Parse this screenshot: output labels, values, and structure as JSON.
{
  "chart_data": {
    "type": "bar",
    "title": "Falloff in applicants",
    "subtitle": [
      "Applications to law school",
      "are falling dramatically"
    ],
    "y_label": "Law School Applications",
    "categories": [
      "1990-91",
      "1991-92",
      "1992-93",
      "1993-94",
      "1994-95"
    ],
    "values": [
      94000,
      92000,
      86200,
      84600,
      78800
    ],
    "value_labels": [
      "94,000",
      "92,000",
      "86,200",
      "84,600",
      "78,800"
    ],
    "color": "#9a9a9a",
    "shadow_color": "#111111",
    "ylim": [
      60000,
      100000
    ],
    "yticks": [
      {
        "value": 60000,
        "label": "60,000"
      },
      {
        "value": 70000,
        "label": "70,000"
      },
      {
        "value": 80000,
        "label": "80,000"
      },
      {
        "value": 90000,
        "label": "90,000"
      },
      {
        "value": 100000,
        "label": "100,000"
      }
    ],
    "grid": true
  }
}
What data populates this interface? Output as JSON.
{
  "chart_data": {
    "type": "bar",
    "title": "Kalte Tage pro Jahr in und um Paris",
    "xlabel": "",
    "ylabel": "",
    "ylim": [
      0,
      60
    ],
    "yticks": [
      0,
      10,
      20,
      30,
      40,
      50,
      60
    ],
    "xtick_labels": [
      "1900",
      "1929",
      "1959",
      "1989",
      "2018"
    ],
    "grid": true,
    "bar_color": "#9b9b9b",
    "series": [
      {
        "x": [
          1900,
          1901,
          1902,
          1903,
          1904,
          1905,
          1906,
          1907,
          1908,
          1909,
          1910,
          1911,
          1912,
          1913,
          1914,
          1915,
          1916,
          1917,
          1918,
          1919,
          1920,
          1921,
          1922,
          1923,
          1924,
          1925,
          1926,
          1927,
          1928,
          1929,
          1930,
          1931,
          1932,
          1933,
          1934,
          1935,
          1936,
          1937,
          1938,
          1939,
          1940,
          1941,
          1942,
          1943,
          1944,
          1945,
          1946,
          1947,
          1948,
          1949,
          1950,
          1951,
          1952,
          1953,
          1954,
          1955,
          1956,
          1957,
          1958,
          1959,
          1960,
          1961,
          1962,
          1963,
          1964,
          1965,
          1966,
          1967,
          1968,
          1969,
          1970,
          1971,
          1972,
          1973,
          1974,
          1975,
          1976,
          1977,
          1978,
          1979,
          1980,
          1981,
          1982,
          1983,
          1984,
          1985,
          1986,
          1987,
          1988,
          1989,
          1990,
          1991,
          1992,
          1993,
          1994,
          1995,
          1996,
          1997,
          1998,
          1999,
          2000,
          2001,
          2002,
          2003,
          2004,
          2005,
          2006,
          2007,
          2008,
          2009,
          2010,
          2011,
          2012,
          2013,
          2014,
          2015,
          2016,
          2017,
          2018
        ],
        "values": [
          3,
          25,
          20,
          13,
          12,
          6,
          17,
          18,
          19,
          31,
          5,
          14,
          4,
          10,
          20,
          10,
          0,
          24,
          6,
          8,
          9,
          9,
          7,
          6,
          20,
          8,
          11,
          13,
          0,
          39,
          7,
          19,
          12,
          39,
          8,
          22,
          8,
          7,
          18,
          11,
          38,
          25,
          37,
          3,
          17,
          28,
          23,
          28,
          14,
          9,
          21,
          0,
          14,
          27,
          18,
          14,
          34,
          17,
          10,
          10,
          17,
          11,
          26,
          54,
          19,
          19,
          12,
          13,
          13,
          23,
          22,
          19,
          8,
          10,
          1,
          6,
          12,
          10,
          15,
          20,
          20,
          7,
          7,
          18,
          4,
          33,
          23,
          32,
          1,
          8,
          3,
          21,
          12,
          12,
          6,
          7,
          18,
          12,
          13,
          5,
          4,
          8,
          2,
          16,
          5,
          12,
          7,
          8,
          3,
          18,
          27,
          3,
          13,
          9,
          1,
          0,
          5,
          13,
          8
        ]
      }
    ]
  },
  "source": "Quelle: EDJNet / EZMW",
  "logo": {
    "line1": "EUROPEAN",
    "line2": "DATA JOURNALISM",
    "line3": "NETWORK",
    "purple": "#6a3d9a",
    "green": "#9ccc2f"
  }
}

◆ ◆ ◆ ◆ ◆

Exercise directions
Which lines include the word "JSON"? List them all.

Task response
Parse this screenshot: output labels, values, and structure as JSON.
What data populates this interface? Output as JSON.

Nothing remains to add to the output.